(Records that describe figures)
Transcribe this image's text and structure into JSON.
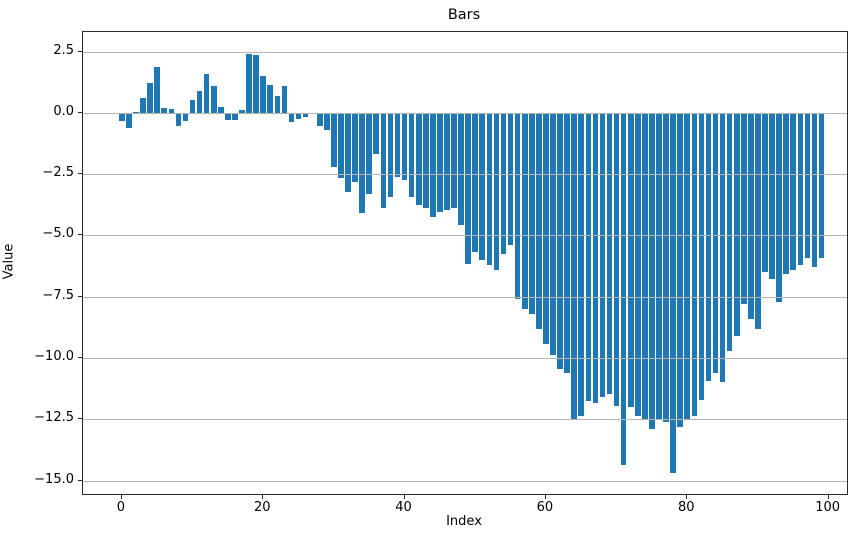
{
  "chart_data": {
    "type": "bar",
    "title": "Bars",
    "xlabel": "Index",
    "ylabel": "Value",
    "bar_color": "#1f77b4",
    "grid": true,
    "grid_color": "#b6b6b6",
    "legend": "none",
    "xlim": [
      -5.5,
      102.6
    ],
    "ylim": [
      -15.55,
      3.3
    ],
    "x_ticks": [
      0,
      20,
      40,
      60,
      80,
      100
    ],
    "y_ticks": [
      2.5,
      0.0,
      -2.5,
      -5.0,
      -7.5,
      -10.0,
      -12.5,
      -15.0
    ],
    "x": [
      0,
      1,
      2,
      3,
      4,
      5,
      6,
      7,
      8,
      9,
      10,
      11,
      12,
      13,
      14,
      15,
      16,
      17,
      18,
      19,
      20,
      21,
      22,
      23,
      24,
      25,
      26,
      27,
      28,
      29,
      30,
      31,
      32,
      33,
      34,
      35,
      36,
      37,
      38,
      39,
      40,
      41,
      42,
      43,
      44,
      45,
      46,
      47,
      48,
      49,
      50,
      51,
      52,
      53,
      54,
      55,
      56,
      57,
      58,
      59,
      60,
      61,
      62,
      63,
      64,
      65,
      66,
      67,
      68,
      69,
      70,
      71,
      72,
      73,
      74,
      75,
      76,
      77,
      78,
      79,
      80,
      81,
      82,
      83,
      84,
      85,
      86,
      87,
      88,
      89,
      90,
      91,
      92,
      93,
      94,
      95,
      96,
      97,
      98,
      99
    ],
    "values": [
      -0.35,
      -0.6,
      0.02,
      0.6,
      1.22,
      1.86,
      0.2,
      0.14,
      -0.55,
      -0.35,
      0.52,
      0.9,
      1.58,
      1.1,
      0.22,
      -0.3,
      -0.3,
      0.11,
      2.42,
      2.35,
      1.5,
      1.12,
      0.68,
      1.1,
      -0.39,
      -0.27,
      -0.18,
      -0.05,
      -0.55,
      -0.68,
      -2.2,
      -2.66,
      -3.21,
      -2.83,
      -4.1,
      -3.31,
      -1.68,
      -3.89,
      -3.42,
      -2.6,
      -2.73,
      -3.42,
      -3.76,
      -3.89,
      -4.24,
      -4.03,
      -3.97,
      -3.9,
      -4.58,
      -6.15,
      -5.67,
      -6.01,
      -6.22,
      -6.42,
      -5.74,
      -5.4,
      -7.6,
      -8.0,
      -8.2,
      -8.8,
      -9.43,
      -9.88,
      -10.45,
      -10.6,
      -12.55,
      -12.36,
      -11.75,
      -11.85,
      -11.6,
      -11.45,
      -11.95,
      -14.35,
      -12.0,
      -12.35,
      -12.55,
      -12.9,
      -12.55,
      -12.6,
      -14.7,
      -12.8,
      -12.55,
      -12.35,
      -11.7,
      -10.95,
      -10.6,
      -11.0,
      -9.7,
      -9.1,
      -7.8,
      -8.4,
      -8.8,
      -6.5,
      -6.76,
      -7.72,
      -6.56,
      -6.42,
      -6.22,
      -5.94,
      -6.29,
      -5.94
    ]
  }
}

### Aim of the task
Copy the material above exactly and drop the pictures.

### Solution to this problem
Transcribe this image's text and structure into JSON.
{
  "chart_data": {
    "type": "bar",
    "title": "Bars",
    "xlabel": "Index",
    "ylabel": "Value",
    "bar_color": "#1f77b4",
    "grid": true,
    "grid_color": "#b6b6b6",
    "legend": "none",
    "xlim": [
      -5.5,
      102.6
    ],
    "ylim": [
      -15.55,
      3.3
    ],
    "x_ticks": [
      0,
      20,
      40,
      60,
      80,
      100
    ],
    "y_ticks": [
      2.5,
      0.0,
      -2.5,
      -5.0,
      -7.5,
      -10.0,
      -12.5,
      -15.0
    ],
    "x": [
      0,
      1,
      2,
      3,
      4,
      5,
      6,
      7,
      8,
      9,
      10,
      11,
      12,
      13,
      14,
      15,
      16,
      17,
      18,
      19,
      20,
      21,
      22,
      23,
      24,
      25,
      26,
      27,
      28,
      29,
      30,
      31,
      32,
      33,
      34,
      35,
      36,
      37,
      38,
      39,
      40,
      41,
      42,
      43,
      44,
      45,
      46,
      47,
      48,
      49,
      50,
      51,
      52,
      53,
      54,
      55,
      56,
      57,
      58,
      59,
      60,
      61,
      62,
      63,
      64,
      65,
      66,
      67,
      68,
      69,
      70,
      71,
      72,
      73,
      74,
      75,
      76,
      77,
      78,
      79,
      80,
      81,
      82,
      83,
      84,
      85,
      86,
      87,
      88,
      89,
      90,
      91,
      92,
      93,
      94,
      95,
      96,
      97,
      98,
      99
    ],
    "values": [
      -0.35,
      -0.6,
      0.02,
      0.6,
      1.22,
      1.86,
      0.2,
      0.14,
      -0.55,
      -0.35,
      0.52,
      0.9,
      1.58,
      1.1,
      0.22,
      -0.3,
      -0.3,
      0.11,
      2.42,
      2.35,
      1.5,
      1.12,
      0.68,
      1.1,
      -0.39,
      -0.27,
      -0.18,
      -0.05,
      -0.55,
      -0.68,
      -2.2,
      -2.66,
      -3.21,
      -2.83,
      -4.1,
      -3.31,
      -1.68,
      -3.89,
      -3.42,
      -2.6,
      -2.73,
      -3.42,
      -3.76,
      -3.89,
      -4.24,
      -4.03,
      -3.97,
      -3.9,
      -4.58,
      -6.15,
      -5.67,
      -6.01,
      -6.22,
      -6.42,
      -5.74,
      -5.4,
      -7.6,
      -8.0,
      -8.2,
      -8.8,
      -9.43,
      -9.88,
      -10.45,
      -10.6,
      -12.55,
      -12.36,
      -11.75,
      -11.85,
      -11.6,
      -11.45,
      -11.95,
      -14.35,
      -12.0,
      -12.35,
      -12.55,
      -12.9,
      -12.55,
      -12.6,
      -14.7,
      -12.8,
      -12.55,
      -12.35,
      -11.7,
      -10.95,
      -10.6,
      -11.0,
      -9.7,
      -9.1,
      -7.8,
      -8.4,
      -8.8,
      -6.5,
      -6.76,
      -7.72,
      -6.56,
      -6.42,
      -6.22,
      -5.94,
      -6.29,
      -5.94
    ]
  }
}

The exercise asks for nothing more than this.